Extract every line where the string "this" appears.

------------------------------------------------

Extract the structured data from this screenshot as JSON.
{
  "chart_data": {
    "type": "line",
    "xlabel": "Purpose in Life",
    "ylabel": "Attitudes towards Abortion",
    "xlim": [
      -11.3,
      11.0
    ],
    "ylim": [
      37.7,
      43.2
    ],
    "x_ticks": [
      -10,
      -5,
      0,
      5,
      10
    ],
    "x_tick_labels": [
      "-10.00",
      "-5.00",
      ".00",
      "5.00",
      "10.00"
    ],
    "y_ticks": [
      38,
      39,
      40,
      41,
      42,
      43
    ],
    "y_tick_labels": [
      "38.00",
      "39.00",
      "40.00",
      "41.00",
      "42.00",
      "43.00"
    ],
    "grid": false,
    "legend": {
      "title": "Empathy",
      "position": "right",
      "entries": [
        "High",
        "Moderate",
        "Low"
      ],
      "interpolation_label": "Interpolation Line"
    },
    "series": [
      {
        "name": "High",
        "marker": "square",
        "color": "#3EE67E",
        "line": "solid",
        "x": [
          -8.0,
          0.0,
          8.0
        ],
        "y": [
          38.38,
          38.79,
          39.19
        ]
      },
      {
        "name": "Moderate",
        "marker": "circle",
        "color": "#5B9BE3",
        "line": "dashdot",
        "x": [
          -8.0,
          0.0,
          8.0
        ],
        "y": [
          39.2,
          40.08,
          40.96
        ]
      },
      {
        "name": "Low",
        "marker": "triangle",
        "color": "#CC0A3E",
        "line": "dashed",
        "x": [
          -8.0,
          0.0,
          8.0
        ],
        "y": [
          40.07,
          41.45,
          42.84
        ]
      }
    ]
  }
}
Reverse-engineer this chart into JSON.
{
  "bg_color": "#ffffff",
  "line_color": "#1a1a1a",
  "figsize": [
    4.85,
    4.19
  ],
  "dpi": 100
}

------------------------------------------------

Written reply =
Extract the structured data from this screenshot as JSON.
Reverse-engineer this chart into JSON.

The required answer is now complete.